-- start MATERIAL SHOWN --

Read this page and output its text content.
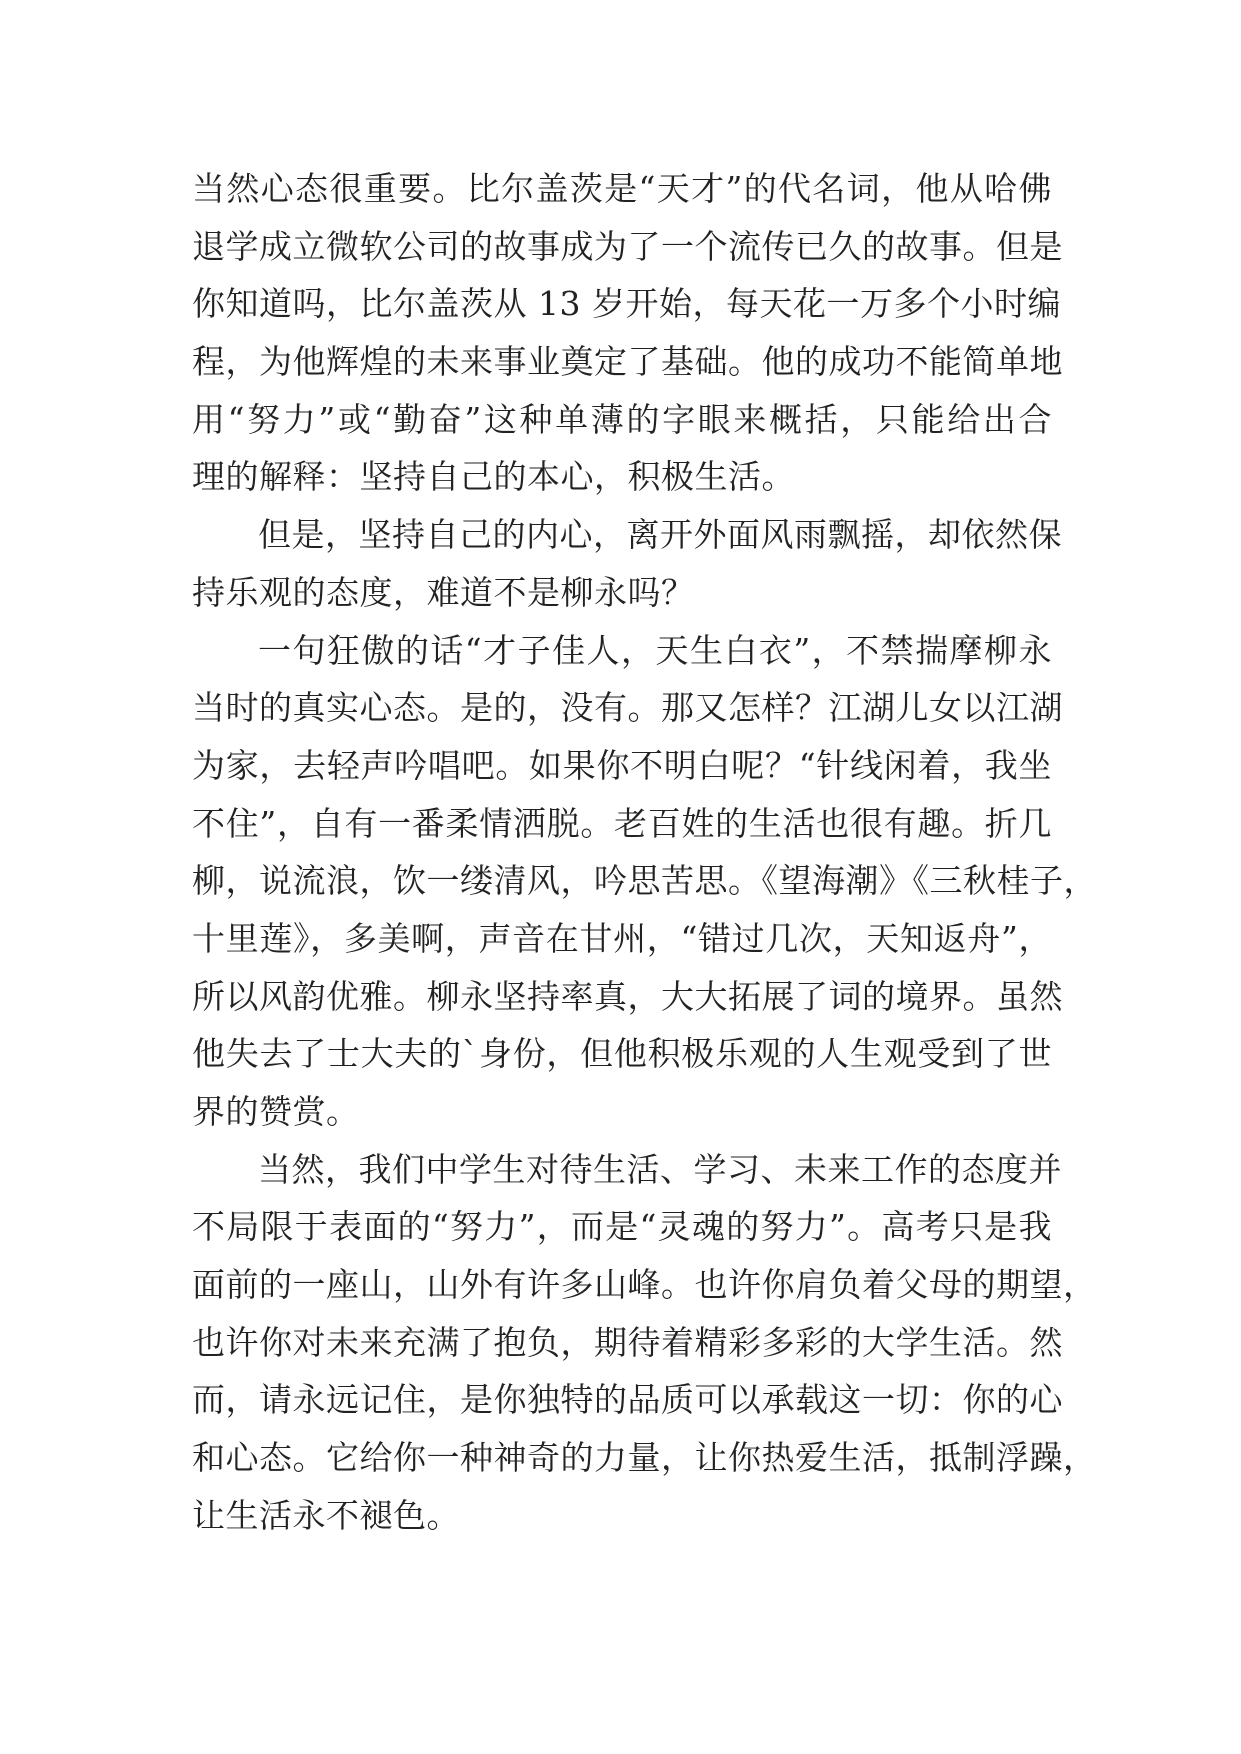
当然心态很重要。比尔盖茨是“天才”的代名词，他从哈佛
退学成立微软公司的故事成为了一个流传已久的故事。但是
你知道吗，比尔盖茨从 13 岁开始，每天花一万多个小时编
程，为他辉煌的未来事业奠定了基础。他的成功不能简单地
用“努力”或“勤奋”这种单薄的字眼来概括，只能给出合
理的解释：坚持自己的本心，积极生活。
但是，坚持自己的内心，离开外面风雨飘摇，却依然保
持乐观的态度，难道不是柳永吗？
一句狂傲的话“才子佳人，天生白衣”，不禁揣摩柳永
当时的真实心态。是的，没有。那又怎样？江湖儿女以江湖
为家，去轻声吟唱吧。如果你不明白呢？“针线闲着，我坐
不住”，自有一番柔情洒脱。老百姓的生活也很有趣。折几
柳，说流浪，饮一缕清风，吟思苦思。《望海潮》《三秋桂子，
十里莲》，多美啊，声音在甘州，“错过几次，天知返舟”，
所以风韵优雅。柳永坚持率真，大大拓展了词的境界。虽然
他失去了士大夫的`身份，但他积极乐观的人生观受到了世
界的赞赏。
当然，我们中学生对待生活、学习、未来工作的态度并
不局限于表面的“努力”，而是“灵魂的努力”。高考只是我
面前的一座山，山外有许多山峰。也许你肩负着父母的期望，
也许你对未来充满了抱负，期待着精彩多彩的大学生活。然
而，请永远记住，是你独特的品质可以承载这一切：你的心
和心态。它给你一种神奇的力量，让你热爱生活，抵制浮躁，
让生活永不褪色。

-- end MATERIAL SHOWN --

# JOB:
Copy every entry exactly as written. Pictures are excluded.

# ANSWER FOR THE TASK:
Read this page and output its text content.
当然心态很重要。比尔盖茨是“天才”的代名词，他从哈佛
退学成立微软公司的故事成为了一个流传已久的故事。但是
你知道吗，比尔盖茨从 13 岁开始，每天花一万多个小时编
程，为他辉煌的未来事业奠定了基础。他的成功不能简单地
用“努力”或“勤奋”这种单薄的字眼来概括，只能给出合
理的解释：坚持自己的本心，积极生活。
但是，坚持自己的内心，离开外面风雨飘摇，却依然保
持乐观的态度，难道不是柳永吗？
一句狂傲的话“才子佳人，天生白衣”，不禁揣摩柳永
当时的真实心态。是的，没有。那又怎样？江湖儿女以江湖
为家，去轻声吟唱吧。如果你不明白呢？“针线闲着，我坐
不住”，自有一番柔情洒脱。老百姓的生活也很有趣。折几
柳，说流浪，饮一缕清风，吟思苦思。《望海潮》《三秋桂子，
十里莲》，多美啊，声音在甘州，“错过几次，天知返舟”，
所以风韵优雅。柳永坚持率真，大大拓展了词的境界。虽然
他失去了士大夫的`身份，但他积极乐观的人生观受到了世
界的赞赏。
当然，我们中学生对待生活、学习、未来工作的态度并
不局限于表面的“努力”，而是“灵魂的努力”。高考只是我
面前的一座山，山外有许多山峰。也许你肩负着父母的期望，
也许你对未来充满了抱负，期待着精彩多彩的大学生活。然
而，请永远记住，是你独特的品质可以承载这一切：你的心
和心态。它给你一种神奇的力量，让你热爱生活，抵制浮躁，
让生活永不褪色。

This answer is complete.